# [GIVEN TEXT]
- - - - - - -
What is Child-Parent Psychotherapy (CPP)?
Child-Parent Psychotherapy (CPP) is an evidence-based, trauma-informed, and relationship-based psychotherapy treatment for children ages birth to six who have experienced trauma and/or are experiencing emotional, behavior, attachment, and/or mental health problems. Services are provided in the context of the children’s primary caregiving relationship(s), and aim to strengthen these relationships to promote safety, healing, emotional regulation, mental health, and return to a normal developmental trajectory.
The CPP therapist partners with the child’s caregivers to recognize and support family strengths and address challenges while honoring family and cultural values.
CPP was developed by Alicia Lieberman, PhD; Patricia Van Horn, PhD; and Chandra Ghosh-Ippen, PhD at the Child Trauma Research Program at the University of California, San Francisco.
CPP Treatment Objectives
In CPP, the therapist supports and holds in mind the experiences and history of both child and parent as they work with the dyad to address presenting concerns, traumatic or stressful experiences, and often the impact of intergenerational trauma.
- - - - - - -
# [DATA EXTRACT]
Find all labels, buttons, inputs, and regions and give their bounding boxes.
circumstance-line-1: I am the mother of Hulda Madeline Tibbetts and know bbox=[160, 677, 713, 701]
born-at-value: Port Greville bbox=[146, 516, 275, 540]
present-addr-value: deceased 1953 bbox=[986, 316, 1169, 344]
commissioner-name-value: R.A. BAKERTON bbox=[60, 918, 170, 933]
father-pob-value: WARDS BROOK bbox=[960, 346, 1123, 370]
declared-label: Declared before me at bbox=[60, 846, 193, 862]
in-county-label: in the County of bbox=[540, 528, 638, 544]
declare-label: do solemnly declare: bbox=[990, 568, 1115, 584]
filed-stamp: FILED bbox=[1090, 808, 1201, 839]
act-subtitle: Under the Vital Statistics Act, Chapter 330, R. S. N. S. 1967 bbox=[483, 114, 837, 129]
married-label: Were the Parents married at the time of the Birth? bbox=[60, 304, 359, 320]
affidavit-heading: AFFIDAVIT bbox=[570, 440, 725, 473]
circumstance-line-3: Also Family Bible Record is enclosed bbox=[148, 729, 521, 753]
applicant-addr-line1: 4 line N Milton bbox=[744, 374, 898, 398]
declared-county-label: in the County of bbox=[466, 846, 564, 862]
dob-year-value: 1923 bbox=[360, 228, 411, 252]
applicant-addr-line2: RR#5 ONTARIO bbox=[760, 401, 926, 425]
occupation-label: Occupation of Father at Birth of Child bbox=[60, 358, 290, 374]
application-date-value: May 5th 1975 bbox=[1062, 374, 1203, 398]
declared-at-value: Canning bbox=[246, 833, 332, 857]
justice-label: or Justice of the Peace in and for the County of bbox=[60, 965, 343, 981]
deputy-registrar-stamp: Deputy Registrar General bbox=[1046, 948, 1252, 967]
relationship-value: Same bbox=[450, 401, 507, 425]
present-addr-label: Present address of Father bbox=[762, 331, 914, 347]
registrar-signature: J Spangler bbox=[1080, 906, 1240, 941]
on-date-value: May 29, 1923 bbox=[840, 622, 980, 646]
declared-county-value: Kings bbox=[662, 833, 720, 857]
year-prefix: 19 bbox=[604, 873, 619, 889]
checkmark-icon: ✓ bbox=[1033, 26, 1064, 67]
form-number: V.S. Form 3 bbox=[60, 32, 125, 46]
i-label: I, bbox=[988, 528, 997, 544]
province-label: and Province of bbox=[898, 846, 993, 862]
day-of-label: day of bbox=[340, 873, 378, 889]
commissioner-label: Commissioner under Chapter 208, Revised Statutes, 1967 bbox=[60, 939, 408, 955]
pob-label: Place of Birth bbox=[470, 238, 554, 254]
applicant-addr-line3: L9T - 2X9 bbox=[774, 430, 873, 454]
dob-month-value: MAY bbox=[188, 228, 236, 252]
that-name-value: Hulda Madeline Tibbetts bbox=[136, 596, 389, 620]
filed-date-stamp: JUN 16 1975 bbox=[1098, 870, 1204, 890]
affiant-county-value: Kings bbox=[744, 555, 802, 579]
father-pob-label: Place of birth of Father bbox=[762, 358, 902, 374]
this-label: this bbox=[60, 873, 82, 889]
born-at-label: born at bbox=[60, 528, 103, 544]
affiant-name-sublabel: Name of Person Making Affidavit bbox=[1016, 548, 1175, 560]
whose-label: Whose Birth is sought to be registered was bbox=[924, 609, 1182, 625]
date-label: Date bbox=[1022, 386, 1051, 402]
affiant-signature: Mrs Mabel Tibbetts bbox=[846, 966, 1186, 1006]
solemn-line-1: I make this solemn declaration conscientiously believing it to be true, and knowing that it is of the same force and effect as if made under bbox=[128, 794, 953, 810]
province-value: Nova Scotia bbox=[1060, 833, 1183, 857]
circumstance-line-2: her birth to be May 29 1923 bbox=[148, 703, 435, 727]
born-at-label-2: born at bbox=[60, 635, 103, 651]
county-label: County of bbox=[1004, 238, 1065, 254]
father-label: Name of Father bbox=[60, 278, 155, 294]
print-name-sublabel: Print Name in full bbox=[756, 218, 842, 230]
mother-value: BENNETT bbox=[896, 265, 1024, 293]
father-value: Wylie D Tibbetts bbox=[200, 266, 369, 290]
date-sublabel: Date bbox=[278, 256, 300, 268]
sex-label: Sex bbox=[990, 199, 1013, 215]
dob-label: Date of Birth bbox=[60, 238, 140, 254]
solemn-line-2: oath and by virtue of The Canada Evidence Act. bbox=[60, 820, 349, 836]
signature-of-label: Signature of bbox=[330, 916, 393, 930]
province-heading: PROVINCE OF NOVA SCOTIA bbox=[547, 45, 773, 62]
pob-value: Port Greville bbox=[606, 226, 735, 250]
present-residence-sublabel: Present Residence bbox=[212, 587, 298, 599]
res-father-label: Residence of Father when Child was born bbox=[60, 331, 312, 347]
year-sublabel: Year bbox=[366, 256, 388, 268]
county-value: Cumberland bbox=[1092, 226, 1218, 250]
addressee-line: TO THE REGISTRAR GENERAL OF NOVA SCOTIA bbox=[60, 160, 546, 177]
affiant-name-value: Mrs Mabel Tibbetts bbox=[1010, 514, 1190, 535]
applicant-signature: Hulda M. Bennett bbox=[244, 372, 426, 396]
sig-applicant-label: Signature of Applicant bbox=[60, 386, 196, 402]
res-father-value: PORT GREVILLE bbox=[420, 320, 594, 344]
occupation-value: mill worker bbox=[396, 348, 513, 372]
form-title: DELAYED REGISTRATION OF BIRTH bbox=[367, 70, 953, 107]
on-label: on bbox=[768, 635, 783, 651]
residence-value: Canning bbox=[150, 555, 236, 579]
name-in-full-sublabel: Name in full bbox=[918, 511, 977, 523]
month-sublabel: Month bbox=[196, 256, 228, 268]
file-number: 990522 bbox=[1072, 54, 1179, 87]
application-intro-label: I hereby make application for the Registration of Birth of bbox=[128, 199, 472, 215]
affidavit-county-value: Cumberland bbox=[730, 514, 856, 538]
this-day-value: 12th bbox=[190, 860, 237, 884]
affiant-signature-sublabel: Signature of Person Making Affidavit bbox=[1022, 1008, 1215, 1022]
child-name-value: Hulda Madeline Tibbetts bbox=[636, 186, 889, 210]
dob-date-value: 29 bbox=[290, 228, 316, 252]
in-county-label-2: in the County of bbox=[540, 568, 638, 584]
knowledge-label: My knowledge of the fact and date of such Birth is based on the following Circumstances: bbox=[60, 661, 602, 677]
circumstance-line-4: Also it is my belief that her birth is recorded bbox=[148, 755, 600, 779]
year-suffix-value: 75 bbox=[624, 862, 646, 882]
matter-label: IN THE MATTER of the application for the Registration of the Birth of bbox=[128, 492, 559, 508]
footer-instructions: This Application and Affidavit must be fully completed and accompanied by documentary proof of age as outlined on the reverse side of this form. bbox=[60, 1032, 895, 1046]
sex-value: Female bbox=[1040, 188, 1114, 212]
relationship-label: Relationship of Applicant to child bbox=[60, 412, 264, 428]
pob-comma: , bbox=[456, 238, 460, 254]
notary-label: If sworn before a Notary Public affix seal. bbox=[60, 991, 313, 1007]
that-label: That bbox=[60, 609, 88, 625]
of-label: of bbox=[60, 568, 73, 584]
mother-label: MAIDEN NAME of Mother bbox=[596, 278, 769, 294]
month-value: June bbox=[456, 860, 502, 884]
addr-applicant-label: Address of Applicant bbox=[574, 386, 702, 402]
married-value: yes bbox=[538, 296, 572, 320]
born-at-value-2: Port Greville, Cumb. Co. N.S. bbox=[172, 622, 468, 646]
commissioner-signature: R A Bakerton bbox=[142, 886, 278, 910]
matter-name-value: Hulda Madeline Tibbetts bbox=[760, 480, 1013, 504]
- - - - - - -
# [WORK TASK]
According to the text on Child-Parent Psychotherapy, what is the purpose of strengthening the child's primary caregiving relationships? Answer in one to three sentences.

# [RESULT BELOW]
CPP works to strengthen the child's primary caregiving relationships in order to promote safety, healing, emotional regulation, and mental health. It also aims to help the child return to a normal developmental trajectory.